Provided data start

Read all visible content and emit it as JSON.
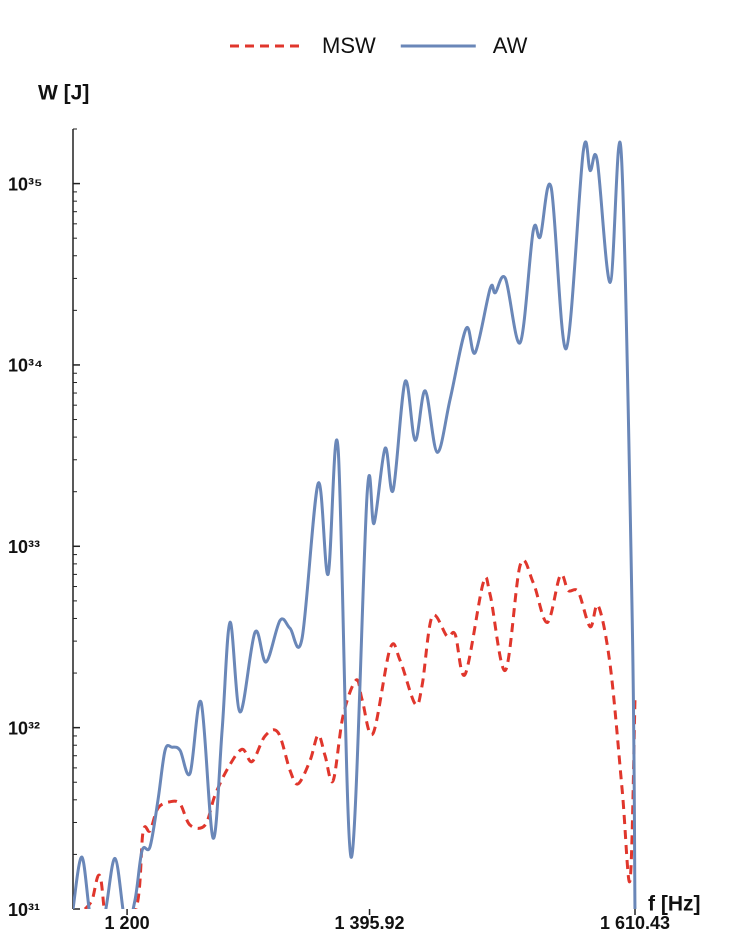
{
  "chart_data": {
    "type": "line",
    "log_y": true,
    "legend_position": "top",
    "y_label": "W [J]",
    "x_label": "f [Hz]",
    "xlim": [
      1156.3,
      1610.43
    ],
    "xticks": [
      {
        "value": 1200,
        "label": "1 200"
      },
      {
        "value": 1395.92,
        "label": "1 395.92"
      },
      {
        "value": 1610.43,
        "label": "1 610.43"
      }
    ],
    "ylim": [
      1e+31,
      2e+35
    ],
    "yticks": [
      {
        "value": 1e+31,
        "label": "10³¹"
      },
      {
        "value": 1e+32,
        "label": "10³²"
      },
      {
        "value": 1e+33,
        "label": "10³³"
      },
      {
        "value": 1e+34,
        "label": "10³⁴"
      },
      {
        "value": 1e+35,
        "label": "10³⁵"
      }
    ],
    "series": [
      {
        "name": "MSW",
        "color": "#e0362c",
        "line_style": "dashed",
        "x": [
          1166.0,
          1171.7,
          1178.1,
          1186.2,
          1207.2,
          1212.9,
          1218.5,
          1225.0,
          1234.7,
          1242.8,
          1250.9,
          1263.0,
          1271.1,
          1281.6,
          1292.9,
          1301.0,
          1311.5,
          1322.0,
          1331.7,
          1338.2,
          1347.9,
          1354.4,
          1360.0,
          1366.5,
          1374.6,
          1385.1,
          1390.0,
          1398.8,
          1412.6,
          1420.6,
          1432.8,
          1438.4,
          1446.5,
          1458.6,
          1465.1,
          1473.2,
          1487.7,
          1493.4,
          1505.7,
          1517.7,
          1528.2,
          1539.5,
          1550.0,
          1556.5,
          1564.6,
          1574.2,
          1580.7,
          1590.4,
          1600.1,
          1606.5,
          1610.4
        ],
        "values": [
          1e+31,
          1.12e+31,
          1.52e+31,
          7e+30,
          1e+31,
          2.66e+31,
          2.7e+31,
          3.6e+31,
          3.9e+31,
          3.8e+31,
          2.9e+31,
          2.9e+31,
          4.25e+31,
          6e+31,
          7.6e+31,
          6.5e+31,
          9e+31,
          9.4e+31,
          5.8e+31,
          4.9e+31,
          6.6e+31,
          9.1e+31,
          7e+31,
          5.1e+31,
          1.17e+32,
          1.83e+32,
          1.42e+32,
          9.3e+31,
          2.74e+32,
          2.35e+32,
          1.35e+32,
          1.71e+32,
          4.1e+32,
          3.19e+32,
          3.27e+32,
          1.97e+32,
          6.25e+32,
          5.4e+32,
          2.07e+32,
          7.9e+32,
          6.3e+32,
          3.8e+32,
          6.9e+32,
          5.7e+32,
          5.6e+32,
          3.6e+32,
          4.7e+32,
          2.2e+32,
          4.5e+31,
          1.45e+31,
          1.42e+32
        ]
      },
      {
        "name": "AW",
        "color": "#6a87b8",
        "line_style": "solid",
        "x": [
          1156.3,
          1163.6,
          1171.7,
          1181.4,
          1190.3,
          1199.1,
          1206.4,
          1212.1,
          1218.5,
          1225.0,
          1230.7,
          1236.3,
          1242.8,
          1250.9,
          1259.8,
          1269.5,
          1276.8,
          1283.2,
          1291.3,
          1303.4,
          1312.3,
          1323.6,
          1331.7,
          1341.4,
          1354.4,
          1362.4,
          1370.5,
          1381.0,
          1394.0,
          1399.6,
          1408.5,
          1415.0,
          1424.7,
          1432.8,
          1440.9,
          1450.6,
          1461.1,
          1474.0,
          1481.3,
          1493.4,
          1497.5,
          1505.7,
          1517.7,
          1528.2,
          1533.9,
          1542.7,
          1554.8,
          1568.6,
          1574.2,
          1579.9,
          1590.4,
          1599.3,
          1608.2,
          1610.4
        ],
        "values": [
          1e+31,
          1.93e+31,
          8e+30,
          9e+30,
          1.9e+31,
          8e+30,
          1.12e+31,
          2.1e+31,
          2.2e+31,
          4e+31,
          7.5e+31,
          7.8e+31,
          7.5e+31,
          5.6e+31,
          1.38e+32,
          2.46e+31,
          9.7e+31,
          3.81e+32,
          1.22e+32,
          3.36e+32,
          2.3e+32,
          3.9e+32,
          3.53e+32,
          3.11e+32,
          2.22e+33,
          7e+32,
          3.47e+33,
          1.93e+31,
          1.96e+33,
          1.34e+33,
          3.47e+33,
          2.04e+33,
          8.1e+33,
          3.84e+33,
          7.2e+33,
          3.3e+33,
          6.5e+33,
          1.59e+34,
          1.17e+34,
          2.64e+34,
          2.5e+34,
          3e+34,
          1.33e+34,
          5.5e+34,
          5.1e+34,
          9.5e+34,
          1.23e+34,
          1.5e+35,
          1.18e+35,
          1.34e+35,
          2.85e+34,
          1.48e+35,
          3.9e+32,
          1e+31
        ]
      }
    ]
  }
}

Provided data end
Provided data start

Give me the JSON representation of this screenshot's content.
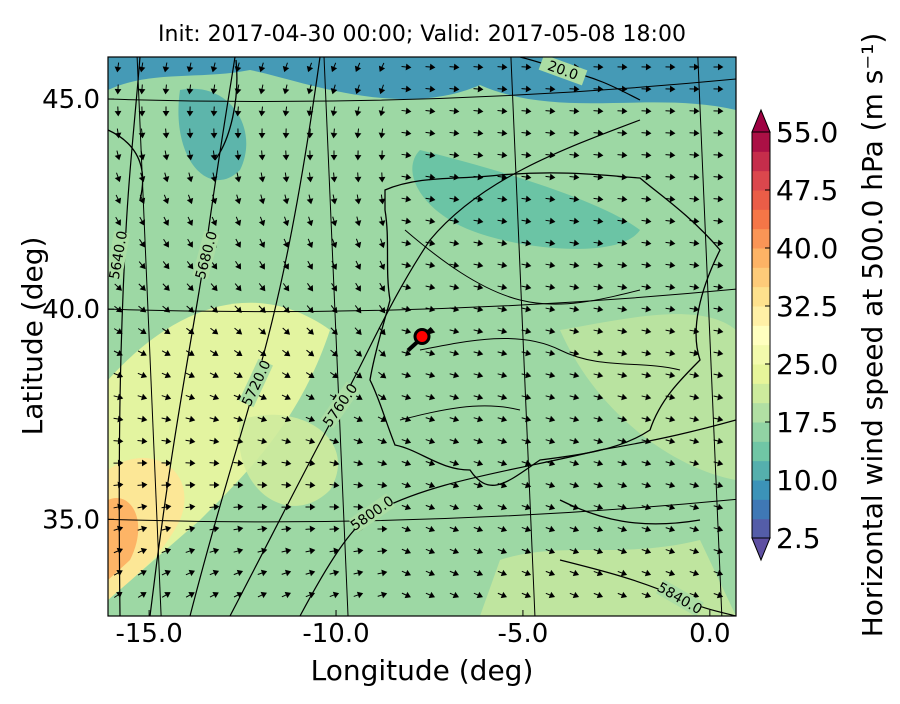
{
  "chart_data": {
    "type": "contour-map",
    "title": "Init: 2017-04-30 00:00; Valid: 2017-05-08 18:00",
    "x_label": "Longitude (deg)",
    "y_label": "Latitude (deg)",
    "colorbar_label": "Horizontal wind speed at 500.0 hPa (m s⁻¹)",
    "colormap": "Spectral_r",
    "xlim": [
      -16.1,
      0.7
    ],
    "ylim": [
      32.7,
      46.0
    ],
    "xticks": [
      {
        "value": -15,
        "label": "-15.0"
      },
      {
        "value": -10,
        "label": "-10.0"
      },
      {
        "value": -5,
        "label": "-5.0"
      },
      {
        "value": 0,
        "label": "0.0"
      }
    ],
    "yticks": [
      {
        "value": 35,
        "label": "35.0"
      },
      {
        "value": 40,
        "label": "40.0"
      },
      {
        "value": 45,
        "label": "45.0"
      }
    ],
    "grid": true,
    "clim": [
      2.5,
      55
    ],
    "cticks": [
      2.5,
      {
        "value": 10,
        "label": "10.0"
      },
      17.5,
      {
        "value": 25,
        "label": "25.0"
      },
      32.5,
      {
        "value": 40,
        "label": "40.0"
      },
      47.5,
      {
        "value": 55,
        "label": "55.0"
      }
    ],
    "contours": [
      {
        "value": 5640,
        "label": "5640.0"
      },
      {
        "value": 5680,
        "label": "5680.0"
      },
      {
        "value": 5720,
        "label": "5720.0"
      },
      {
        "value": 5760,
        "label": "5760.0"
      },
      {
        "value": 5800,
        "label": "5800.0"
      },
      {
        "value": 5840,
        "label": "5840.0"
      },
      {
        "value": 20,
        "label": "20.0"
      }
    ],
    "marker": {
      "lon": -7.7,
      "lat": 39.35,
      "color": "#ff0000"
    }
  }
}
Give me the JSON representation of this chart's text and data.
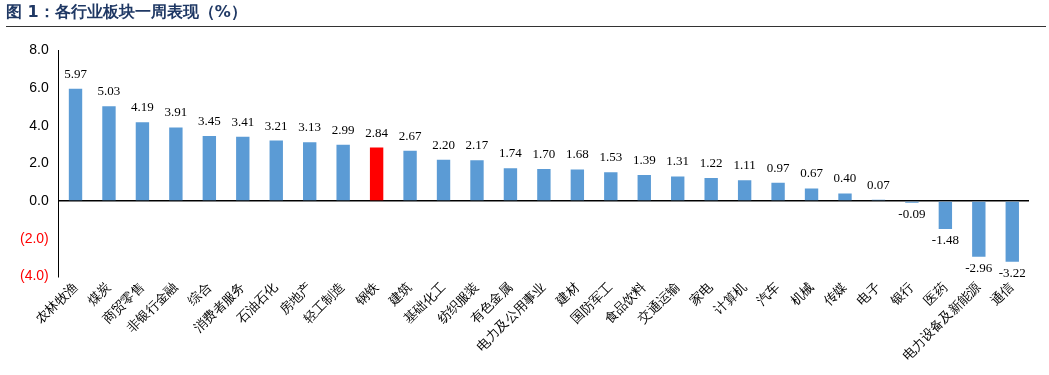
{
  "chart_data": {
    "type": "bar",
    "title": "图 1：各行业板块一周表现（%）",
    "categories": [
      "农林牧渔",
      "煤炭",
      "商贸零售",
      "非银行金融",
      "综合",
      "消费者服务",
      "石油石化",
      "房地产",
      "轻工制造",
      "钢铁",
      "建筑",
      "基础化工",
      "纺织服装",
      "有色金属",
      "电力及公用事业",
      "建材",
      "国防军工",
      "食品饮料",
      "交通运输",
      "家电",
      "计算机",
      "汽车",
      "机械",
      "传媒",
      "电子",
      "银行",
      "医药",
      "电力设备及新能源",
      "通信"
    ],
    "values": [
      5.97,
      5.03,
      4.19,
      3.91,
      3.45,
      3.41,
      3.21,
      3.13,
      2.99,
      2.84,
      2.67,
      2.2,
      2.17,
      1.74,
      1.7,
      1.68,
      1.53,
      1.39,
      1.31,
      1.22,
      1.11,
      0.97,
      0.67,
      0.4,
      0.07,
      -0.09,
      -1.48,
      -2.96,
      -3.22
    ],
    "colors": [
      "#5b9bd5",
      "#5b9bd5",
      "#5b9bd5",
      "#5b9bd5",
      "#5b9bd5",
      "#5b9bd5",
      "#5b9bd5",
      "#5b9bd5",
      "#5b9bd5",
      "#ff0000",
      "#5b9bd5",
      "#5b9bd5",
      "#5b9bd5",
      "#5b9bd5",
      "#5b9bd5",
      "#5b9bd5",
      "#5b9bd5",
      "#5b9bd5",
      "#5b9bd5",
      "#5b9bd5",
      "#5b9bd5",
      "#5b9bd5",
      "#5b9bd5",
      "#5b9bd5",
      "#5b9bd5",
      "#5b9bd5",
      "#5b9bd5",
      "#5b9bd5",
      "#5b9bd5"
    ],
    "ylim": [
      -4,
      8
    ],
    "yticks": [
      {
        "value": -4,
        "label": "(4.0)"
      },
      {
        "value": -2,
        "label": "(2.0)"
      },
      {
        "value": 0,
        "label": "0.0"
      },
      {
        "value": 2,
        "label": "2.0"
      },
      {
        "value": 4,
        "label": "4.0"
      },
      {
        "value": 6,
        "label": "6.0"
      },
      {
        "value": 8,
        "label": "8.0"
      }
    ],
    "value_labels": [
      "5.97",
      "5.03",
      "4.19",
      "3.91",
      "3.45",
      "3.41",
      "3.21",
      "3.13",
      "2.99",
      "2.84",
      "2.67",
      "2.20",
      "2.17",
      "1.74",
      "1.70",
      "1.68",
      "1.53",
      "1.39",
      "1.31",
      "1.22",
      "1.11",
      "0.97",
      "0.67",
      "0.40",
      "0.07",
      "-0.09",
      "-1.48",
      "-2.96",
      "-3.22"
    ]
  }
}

Provided data end

List all lines where "this" occurs.

> **Task solution**:
Give me the JSON representation of this screenshot's content.
Give me the JSON representation of this chart's text and data.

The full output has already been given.